Request → Beginning with the first line of the material and ending with the line containing "kpi-card-2[interactable]: 1 Offene", write those lines out again with "Aktionen" replaced by "Optionen" and nothing else changed.

## begin Input

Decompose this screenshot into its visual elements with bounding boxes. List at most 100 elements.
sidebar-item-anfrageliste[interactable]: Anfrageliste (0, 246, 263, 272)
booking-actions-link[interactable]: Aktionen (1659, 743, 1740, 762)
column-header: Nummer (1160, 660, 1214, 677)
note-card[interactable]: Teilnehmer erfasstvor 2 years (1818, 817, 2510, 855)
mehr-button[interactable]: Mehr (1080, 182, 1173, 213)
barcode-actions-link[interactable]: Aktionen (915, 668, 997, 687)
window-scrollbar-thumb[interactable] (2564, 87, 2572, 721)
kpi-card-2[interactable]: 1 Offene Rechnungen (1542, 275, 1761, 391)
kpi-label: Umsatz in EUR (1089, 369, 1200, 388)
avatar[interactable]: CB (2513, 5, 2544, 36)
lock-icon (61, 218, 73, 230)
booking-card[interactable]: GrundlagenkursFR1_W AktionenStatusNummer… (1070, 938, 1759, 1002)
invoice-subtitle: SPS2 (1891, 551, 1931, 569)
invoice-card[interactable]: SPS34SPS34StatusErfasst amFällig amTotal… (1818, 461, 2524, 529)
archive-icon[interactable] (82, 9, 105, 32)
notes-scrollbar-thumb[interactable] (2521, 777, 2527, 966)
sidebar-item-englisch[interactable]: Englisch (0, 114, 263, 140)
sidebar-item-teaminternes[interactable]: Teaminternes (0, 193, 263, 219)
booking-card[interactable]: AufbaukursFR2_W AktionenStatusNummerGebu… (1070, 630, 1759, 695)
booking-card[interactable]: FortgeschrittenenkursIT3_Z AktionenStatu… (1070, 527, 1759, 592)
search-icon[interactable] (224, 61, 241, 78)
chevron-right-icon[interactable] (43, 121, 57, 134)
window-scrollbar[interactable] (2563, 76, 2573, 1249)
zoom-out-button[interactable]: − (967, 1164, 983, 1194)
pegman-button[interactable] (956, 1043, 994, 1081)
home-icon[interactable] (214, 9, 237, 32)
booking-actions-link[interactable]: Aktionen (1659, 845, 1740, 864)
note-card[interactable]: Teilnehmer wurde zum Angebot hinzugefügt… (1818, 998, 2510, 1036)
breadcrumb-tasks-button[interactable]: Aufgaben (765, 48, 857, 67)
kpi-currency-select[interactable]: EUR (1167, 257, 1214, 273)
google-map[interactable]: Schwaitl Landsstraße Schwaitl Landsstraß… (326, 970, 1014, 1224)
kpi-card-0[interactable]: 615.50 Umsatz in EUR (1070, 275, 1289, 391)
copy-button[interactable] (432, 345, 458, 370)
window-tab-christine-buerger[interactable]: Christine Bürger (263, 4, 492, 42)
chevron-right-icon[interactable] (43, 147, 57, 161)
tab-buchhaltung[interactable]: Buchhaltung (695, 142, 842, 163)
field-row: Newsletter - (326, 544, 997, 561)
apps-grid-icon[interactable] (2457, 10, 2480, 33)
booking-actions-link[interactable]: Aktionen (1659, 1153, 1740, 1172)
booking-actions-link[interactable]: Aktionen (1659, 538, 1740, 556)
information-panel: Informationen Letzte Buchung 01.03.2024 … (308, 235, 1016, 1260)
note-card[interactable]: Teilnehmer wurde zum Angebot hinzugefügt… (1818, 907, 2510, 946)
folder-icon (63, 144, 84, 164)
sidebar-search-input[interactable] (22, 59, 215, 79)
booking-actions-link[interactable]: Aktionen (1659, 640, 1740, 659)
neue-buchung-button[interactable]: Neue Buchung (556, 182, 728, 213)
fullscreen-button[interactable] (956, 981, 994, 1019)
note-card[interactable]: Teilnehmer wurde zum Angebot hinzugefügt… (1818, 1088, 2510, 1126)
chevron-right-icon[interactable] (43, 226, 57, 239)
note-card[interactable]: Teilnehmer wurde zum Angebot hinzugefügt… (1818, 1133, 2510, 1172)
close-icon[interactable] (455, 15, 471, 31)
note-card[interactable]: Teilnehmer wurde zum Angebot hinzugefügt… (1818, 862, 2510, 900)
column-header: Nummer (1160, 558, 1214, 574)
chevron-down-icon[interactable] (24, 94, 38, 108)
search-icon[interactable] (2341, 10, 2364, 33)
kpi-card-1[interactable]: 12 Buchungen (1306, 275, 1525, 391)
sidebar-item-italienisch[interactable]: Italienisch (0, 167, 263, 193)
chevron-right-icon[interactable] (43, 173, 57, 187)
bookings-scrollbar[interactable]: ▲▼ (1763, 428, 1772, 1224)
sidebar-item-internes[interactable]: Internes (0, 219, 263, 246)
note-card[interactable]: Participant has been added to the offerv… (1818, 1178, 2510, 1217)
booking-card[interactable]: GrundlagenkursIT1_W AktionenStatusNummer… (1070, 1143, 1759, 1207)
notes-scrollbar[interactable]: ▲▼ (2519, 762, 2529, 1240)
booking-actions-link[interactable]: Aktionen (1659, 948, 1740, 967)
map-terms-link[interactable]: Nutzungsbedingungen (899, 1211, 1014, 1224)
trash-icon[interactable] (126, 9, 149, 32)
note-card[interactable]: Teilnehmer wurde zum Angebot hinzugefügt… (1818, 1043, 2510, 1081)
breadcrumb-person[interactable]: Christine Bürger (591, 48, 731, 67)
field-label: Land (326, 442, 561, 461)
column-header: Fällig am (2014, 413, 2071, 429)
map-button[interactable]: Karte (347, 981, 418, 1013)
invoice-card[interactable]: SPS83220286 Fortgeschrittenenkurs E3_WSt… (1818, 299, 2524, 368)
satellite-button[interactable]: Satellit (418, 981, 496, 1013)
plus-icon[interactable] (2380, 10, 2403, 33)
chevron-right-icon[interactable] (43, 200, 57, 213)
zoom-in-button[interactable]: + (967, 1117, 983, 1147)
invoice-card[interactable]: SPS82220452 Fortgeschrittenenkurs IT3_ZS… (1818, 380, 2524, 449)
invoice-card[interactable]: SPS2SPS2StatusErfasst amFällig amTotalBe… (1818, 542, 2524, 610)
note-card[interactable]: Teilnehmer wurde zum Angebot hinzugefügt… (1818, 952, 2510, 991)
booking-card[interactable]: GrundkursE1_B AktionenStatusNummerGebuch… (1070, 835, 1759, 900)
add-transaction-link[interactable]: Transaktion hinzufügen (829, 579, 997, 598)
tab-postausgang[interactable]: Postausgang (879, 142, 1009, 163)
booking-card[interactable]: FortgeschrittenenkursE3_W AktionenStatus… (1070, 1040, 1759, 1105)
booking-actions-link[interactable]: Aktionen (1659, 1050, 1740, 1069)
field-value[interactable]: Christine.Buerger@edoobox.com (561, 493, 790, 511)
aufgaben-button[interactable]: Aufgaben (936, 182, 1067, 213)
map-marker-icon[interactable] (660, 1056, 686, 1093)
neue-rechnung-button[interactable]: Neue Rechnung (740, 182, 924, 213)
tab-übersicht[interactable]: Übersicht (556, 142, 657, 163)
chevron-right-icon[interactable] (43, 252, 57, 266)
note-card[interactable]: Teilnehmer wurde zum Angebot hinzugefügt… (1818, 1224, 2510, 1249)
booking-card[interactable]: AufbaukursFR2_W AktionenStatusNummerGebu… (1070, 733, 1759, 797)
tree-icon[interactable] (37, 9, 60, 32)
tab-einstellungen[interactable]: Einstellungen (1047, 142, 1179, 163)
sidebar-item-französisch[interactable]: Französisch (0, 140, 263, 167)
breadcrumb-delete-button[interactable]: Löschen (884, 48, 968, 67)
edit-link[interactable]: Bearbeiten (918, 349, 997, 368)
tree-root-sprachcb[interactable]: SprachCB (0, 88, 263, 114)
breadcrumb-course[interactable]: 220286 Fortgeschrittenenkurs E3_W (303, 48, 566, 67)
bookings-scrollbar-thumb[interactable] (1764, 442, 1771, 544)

## end Input

Correct output →
Decompose this screenshot into its visual elements with bounding boxes. List at most 100 elements.
sidebar-item-anfrageliste[interactable]: Anfrageliste (0, 246, 263, 272)
booking-actions-link[interactable]: Optionen (1659, 743, 1740, 762)
column-header: Nummer (1160, 660, 1214, 677)
note-card[interactable]: Teilnehmer erfasstvor 2 years (1818, 817, 2510, 855)
mehr-button[interactable]: Mehr (1080, 182, 1173, 213)
barcode-actions-link[interactable]: Optionen (915, 668, 997, 687)
window-scrollbar-thumb[interactable] (2564, 87, 2572, 721)
kpi-card-2[interactable]: 1 Offene Rechnungen (1542, 275, 1761, 391)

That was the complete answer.